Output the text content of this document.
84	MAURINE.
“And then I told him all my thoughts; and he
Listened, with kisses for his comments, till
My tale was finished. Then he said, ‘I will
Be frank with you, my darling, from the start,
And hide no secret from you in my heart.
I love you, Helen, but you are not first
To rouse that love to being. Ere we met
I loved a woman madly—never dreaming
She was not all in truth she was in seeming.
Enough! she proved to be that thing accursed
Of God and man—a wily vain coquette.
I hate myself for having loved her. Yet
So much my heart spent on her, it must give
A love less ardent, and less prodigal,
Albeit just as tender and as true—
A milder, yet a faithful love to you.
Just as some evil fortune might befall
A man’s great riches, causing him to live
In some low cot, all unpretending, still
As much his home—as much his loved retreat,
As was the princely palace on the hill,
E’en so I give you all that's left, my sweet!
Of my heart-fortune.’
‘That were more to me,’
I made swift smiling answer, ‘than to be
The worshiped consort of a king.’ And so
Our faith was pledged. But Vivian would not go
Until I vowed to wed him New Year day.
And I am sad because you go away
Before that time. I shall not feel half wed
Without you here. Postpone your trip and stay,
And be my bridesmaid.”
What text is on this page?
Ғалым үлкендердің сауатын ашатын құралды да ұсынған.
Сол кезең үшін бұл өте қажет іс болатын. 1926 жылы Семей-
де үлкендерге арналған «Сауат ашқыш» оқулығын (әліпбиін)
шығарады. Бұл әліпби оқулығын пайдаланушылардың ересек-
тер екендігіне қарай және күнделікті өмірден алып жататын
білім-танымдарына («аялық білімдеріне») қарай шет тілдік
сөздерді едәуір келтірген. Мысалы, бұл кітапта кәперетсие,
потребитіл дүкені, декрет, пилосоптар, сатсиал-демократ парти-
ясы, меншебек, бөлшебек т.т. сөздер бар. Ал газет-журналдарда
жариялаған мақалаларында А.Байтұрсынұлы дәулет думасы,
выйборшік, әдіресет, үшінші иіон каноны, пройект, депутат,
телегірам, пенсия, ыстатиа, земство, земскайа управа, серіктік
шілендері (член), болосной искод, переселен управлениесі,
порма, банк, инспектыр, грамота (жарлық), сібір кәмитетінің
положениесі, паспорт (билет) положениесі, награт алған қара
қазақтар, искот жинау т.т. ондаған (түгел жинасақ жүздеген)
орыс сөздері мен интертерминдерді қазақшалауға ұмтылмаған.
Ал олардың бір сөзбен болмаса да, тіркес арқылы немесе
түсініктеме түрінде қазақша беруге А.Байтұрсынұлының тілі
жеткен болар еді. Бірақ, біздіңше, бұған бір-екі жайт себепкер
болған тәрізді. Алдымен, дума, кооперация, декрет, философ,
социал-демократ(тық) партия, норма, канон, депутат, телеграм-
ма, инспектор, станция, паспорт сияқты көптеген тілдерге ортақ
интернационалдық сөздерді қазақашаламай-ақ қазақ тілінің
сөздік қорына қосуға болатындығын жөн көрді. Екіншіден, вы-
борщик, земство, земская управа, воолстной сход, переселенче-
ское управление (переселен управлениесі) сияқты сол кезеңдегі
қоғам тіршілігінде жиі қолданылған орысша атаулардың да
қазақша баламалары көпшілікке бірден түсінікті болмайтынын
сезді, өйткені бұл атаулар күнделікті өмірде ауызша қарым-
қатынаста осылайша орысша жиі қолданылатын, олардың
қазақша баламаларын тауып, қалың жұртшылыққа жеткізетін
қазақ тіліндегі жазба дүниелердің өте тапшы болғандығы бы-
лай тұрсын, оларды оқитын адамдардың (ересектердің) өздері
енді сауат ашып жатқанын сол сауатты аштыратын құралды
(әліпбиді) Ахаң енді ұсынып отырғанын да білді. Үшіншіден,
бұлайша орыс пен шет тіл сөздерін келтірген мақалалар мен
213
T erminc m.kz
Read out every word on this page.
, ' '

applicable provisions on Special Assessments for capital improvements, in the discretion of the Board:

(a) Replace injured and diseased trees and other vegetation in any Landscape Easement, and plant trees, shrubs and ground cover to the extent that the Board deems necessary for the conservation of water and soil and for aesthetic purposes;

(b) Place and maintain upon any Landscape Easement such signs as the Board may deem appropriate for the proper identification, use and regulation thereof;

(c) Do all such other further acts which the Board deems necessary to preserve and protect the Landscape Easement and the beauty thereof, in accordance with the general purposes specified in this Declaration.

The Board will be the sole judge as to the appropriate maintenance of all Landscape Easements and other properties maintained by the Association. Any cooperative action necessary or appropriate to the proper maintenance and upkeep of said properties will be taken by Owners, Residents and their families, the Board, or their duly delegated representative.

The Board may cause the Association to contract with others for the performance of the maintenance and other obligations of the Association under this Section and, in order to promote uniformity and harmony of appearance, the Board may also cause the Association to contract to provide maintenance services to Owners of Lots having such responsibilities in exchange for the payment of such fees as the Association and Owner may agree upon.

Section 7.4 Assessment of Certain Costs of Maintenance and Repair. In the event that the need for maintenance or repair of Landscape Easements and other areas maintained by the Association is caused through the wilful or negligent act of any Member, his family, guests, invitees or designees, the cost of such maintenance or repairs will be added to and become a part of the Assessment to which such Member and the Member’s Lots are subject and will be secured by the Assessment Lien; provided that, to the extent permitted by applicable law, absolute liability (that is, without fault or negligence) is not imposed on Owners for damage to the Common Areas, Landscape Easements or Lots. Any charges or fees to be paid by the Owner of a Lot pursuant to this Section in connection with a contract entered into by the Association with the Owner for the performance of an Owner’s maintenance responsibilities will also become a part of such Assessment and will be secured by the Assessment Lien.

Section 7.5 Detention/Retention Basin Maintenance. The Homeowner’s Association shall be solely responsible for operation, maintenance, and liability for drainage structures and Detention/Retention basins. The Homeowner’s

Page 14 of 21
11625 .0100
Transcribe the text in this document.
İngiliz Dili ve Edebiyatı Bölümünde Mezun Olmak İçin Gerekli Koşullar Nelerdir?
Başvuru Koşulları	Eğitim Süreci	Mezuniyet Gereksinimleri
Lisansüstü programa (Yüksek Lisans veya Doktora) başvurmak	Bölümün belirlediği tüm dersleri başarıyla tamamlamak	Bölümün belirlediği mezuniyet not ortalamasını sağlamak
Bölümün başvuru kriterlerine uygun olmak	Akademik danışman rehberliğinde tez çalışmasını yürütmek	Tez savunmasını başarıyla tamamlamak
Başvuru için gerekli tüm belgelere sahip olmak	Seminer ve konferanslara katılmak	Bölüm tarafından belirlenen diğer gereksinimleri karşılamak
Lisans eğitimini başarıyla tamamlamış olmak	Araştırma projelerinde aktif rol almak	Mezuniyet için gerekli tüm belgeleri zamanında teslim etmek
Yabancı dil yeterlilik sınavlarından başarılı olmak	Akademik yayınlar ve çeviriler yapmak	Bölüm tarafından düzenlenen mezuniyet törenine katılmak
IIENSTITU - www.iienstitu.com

^^^^^^^^

| YOUR INSTRUCTIONS |
Quote each line of the listing above exactly.

| SOLUTION BELOW |
Output the text content of this document.
84	MAURINE.
“And then I told him all my thoughts; and he
Listened, with kisses for his comments, till
My tale was finished. Then he said, ‘I will
Be frank with you, my darling, from the start,
And hide no secret from you in my heart.
I love you, Helen, but you are not first
To rouse that love to being. Ere we met
I loved a woman madly—never dreaming
She was not all in truth she was in seeming.
Enough! she proved to be that thing accursed
Of God and man—a wily vain coquette.
I hate myself for having loved her. Yet
So much my heart spent on her, it must give
A love less ardent, and less prodigal,
Albeit just as tender and as true—
A milder, yet a faithful love to you.
Just as some evil fortune might befall
A man’s great riches, causing him to live
In some low cot, all unpretending, still
As much his home—as much his loved retreat,
As was the princely palace on the hill,
E’en so I give you all that's left, my sweet!
Of my heart-fortune.’
‘That were more to me,’
I made swift smiling answer, ‘than to be
The worshiped consort of a king.’ And so
Our faith was pledged. But Vivian would not go
Until I vowed to wed him New Year day.
And I am sad because you go away
Before that time. I shall not feel half wed
Without you here. Postpone your trip and stay,
And be my bridesmaid.”
What text is on this page?
Ғалым үлкендердің сауатын ашатын құралды да ұсынған.
Сол кезең үшін бұл өте қажет іс болатын. 1926 жылы Семей-
де үлкендерге арналған «Сауат ашқыш» оқулығын (әліпбиін)
шығарады. Бұл әліпби оқулығын пайдаланушылардың ересек-
тер екендігіне қарай және күнделікті өмірден алып жататын
білім-танымдарына («аялық білімдеріне») қарай шет тілдік
сөздерді едәуір келтірген. Мысалы, бұл кітапта кәперетсие,
потребитіл дүкені, декрет, пилосоптар, сатсиал-демократ парти-
ясы, меншебек, бөлшебек т.т. сөздер бар. Ал газет-журналдарда
жариялаған мақалаларында А.Байтұрсынұлы дәулет думасы,
выйборшік, әдіресет, үшінші иіон каноны, пройект, депутат,
телегірам, пенсия, ыстатиа, земство, земскайа управа, серіктік
шілендері (член), болосной искод, переселен управлениесі,
порма, банк, инспектыр, грамота (жарлық), сібір кәмитетінің
положениесі, паспорт (билет) положениесі, награт алған қара
қазақтар, искот жинау т.т. ондаған (түгел жинасақ жүздеген)
орыс сөздері мен интертерминдерді қазақшалауға ұмтылмаған.
Ал олардың бір сөзбен болмаса да, тіркес арқылы немесе
түсініктеме түрінде қазақша беруге А.Байтұрсынұлының тілі
жеткен болар еді. Бірақ, біздіңше, бұған бір-екі жайт себепкер
болған тәрізді. Алдымен, дума, кооперация, декрет, философ,
социал-демократ(тық) партия, норма, канон, депутат, телеграм-
ма, инспектор, станция, паспорт сияқты көптеген тілдерге ортақ
интернационалдық сөздерді қазақашаламай-ақ қазақ тілінің
сөздік қорына қосуға болатындығын жөн көрді. Екіншіден, вы-
борщик, земство, земская управа, воолстной сход, переселенче-
ское управление (переселен управлениесі) сияқты сол кезеңдегі
қоғам тіршілігінде жиі қолданылған орысша атаулардың да
қазақша баламалары көпшілікке бірден түсінікті болмайтынын
сезді, өйткені бұл атаулар күнделікті өмірде ауызша қарым-
қатынаста осылайша орысша жиі қолданылатын, олардың
қазақша баламаларын тауып, қалың жұртшылыққа жеткізетін
қазақ тіліндегі жазба дүниелердің өте тапшы болғандығы бы-
лай тұрсын, оларды оқитын адамдардың (ересектердің) өздері
енді сауат ашып жатқанын сол сауатты аштыратын құралды
(әліпбиді) Ахаң енді ұсынып отырғанын да білді. Үшіншіден,
бұлайша орыс пен шет тіл сөздерін келтірген мақалалар мен
213
T erminc m.kz
Read out every word on this page.
, ' '

applicable provisions on Special Assessments for capital improvements, in the discretion of the Board:

(a) Replace injured and diseased trees and other vegetation in any Landscape Easement, and plant trees, shrubs and ground cover to the extent that the Board deems necessary for the conservation of water and soil and for aesthetic purposes;

(b) Place and maintain upon any Landscape Easement such signs as the Board may deem appropriate for the proper identification, use and regulation thereof;

(c) Do all such other further acts which the Board deems necessary to preserve and protect the Landscape Easement and the beauty thereof, in accordance with the general purposes specified in this Declaration.

The Board will be the sole judge as to the appropriate maintenance of all Landscape Easements and other properties maintained by the Association. Any cooperative action necessary or appropriate to the proper maintenance and upkeep of said properties will be taken by Owners, Residents and their families, the Board, or their duly delegated representative.

The Board may cause the Association to contract with others for the performance of the maintenance and other obligations of the Association under this Section and, in order to promote uniformity and harmony of appearance, the Board may also cause the Association to contract to provide maintenance services to Owners of Lots having such responsibilities in exchange for the payment of such fees as the Association and Owner may agree upon.

Section 7.4 Assessment of Certain Costs of Maintenance and Repair. In the event that the need for maintenance or repair of Landscape Easements and other areas maintained by the Association is caused through the wilful or negligent act of any Member, his family, guests, invitees or designees, the cost of such maintenance or repairs will be added to and become a part of the Assessment to which such Member and the Member’s Lots are subject and will be secured by the Assessment Lien; provided that, to the extent permitted by applicable law, absolute liability (that is, without fault or negligence) is not imposed on Owners for damage to the Common Areas, Landscape Easements or Lots. Any charges or fees to be paid by the Owner of a Lot pursuant to this Section in connection with a contract entered into by the Association with the Owner for the performance of an Owner’s maintenance responsibilities will also become a part of such Assessment and will be secured by the Assessment Lien.

Section 7.5 Detention/Retention Basin Maintenance. The Homeowner’s Association shall be solely responsible for operation, maintenance, and liability for drainage structures and Detention/Retention basins. The Homeowner’s

Page 14 of 21
11625 .0100
Transcribe the text in this document.
İngiliz Dili ve Edebiyatı Bölümünde Mezun Olmak İçin Gerekli Koşullar Nelerdir?
Başvuru Koşulları	Eğitim Süreci	Mezuniyet Gereksinimleri
Lisansüstü programa (Yüksek Lisans veya Doktora) başvurmak	Bölümün belirlediği tüm dersleri başarıyla tamamlamak	Bölümün belirlediği mezuniyet not ortalamasını sağlamak
Bölümün başvuru kriterlerine uygun olmak	Akademik danışman rehberliğinde tez çalışmasını yürütmek	Tez savunmasını başarıyla tamamlamak
Başvuru için gerekli tüm belgelere sahip olmak	Seminer ve konferanslara katılmak	Bölüm tarafından belirlenen diğer gereksinimleri karşılamak
Lisans eğitimini başarıyla tamamlamış olmak	Araştırma projelerinde aktif rol almak	Mezuniyet için gerekli tüm belgeleri zamanında teslim etmek
Yabancı dil yeterlilik sınavlarından başarılı olmak	Akademik yayınlar ve çeviriler yapmak	Bölüm tarafından düzenlenen mezuniyet törenine katılmak
IIENSTITU - www.iienstitu.com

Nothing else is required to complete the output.